== WHAT IS ASKED ==
Report how many lines of these entries hold the string "menu"; reply with the number alone.

— START —

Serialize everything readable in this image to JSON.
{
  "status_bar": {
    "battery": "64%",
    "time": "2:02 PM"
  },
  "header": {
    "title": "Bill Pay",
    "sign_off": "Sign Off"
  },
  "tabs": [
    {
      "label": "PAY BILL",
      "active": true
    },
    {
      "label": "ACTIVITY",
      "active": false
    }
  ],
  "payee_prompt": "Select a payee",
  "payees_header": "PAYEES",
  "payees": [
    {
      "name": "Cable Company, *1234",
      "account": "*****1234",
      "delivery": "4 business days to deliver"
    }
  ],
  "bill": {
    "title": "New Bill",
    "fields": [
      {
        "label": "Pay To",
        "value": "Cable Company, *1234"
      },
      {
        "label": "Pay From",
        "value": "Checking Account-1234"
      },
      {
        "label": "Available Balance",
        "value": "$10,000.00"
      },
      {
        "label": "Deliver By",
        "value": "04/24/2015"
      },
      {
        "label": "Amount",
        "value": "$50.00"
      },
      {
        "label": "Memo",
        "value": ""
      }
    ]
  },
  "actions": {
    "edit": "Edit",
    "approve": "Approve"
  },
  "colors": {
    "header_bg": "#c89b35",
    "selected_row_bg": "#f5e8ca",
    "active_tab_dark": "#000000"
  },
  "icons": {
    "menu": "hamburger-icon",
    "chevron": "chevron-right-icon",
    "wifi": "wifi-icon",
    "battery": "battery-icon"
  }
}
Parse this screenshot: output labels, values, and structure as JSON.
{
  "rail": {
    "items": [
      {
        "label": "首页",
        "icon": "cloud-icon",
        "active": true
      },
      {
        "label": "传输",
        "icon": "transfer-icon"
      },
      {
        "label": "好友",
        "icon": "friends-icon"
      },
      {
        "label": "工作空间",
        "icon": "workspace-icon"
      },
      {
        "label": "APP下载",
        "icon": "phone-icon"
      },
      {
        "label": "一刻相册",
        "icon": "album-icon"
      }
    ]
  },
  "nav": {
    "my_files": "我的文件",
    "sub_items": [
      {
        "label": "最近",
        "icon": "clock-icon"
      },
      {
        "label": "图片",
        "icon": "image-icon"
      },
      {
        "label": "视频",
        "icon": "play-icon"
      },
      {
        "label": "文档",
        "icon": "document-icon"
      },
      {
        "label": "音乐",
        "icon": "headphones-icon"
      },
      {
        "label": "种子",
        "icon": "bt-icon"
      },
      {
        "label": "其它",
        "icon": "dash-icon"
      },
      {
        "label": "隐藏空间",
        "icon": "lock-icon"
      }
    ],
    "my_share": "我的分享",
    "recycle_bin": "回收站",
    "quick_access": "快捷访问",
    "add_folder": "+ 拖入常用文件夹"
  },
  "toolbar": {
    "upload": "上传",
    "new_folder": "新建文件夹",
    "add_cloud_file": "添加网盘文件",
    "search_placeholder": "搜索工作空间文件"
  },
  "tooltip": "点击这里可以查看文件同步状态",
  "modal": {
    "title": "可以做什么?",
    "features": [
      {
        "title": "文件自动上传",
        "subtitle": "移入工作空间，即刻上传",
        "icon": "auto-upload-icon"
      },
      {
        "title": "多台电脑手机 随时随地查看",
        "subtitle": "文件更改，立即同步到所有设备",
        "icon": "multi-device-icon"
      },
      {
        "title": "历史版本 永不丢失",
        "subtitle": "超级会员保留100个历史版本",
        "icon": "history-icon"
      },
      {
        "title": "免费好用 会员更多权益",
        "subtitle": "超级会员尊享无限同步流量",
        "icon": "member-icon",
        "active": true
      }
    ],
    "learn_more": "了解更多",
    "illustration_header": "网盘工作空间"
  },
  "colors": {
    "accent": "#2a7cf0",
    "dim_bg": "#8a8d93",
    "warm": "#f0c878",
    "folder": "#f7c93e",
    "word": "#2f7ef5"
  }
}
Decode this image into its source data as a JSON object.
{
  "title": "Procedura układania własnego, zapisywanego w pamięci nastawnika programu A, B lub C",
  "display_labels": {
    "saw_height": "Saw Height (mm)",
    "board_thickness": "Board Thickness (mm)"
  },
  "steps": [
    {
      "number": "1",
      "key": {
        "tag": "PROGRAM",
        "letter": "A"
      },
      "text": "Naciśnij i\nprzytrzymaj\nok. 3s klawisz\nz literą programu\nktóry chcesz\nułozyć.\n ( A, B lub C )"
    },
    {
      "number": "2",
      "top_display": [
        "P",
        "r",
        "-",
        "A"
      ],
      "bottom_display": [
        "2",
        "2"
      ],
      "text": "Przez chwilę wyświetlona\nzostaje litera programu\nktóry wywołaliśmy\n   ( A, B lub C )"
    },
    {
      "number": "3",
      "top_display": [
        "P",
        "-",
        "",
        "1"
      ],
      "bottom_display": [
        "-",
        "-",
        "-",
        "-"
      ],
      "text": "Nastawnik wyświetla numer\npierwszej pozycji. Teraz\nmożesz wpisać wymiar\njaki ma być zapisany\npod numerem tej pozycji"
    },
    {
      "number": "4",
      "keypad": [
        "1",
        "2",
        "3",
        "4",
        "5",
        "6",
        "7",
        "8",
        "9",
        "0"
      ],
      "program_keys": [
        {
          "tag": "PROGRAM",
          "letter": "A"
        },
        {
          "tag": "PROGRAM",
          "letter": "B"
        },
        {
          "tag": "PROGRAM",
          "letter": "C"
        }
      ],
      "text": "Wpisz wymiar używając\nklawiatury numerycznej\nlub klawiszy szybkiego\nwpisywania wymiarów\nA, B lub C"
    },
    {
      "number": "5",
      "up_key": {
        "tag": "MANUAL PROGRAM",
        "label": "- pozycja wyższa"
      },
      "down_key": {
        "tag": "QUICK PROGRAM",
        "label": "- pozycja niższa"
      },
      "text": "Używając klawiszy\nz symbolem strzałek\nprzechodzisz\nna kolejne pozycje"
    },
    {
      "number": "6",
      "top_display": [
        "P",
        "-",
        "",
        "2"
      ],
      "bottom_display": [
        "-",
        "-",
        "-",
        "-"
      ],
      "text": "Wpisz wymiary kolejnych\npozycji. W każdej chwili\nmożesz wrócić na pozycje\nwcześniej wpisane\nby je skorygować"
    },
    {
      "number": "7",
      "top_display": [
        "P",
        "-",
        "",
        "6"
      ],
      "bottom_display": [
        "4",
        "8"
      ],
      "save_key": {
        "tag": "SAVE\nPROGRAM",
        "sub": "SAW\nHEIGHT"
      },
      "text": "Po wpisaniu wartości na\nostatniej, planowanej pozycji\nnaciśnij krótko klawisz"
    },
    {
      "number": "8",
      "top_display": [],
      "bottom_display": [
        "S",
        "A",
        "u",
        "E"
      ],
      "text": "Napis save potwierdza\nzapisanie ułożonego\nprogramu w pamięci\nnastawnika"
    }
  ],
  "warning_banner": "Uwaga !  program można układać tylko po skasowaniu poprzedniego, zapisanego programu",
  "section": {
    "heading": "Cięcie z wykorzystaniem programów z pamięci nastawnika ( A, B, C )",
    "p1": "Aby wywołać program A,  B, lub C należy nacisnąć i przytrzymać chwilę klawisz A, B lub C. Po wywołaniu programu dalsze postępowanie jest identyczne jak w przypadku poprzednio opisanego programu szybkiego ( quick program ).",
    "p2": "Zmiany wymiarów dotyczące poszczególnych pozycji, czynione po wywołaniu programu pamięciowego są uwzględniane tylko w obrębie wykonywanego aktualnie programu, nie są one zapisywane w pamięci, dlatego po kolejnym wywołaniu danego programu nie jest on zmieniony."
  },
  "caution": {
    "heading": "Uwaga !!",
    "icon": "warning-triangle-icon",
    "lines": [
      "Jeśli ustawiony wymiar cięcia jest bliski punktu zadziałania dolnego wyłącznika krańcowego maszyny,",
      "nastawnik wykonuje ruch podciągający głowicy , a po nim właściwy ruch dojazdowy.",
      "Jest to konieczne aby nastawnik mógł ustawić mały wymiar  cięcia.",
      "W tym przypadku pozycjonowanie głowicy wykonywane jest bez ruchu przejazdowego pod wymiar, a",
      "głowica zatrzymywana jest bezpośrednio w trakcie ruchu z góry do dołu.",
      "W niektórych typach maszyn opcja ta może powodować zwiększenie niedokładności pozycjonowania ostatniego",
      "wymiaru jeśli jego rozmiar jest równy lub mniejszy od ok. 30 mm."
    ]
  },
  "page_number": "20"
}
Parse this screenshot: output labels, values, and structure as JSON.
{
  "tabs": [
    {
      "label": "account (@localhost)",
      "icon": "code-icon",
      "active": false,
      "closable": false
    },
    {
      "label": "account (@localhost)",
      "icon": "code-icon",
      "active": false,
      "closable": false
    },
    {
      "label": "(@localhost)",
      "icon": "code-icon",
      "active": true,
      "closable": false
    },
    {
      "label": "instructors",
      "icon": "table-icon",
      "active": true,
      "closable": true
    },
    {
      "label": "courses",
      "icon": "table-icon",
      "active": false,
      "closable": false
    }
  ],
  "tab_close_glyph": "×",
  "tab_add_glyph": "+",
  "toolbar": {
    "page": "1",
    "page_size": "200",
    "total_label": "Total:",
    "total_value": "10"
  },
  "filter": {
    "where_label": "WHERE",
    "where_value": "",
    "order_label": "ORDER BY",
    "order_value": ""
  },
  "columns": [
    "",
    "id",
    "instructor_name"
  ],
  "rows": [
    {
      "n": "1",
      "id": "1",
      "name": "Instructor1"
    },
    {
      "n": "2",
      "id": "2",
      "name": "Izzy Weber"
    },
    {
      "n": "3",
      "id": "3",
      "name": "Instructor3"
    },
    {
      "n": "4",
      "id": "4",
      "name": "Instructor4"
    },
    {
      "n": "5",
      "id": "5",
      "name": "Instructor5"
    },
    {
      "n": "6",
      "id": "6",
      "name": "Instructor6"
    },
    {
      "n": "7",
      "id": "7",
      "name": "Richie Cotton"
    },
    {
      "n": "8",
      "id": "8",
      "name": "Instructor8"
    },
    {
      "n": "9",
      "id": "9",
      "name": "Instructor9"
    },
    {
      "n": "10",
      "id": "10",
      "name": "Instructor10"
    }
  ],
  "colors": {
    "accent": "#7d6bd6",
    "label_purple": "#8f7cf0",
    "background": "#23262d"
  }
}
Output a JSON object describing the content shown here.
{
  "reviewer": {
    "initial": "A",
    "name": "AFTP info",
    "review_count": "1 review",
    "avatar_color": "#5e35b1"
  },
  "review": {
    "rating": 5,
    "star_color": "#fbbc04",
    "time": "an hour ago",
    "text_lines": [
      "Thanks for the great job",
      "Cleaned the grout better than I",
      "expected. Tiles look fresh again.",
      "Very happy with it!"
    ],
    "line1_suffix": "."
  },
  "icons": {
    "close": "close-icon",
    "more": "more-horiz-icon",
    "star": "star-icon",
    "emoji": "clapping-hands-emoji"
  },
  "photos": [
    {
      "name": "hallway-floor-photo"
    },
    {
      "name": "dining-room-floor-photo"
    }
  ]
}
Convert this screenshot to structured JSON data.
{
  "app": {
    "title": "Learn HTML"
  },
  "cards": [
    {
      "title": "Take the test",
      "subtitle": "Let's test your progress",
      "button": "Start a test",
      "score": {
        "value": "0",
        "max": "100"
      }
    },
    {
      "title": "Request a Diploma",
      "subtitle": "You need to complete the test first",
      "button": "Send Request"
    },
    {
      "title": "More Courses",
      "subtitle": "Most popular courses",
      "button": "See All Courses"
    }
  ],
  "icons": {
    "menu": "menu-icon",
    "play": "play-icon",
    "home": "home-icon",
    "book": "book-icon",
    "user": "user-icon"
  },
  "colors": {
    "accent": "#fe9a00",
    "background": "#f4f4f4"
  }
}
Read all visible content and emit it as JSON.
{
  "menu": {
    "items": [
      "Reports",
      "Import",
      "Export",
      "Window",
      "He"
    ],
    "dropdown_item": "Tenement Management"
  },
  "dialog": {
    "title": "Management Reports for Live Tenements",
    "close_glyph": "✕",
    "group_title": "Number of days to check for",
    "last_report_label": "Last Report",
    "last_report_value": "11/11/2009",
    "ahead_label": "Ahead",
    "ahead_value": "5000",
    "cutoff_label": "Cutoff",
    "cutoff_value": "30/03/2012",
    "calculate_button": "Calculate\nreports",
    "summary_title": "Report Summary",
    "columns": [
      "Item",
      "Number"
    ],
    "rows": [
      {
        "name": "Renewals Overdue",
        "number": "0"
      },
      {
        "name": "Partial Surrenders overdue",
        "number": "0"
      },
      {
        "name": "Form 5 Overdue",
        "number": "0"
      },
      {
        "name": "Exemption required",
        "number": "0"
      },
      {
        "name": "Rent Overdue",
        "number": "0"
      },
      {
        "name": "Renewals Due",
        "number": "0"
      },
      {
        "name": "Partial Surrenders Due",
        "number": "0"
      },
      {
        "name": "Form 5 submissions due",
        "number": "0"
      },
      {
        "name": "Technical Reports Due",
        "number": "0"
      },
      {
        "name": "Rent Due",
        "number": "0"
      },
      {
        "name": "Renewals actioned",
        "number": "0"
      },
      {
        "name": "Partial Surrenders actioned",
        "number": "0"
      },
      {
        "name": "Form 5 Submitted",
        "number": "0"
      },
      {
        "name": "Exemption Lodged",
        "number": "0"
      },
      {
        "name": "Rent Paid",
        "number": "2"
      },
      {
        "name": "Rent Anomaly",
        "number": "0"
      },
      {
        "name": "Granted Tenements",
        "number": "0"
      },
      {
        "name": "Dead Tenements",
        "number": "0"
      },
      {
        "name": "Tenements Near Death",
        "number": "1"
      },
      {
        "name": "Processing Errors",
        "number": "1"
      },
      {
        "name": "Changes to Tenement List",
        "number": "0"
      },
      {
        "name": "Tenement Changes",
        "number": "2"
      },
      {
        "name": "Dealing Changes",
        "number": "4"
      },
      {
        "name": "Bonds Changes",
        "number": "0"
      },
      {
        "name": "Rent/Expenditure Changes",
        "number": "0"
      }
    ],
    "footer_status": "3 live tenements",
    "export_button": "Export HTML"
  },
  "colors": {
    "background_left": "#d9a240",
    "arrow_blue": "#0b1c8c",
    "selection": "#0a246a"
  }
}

— END —

== RESPONSE FOR THIS EXERCISE ==
3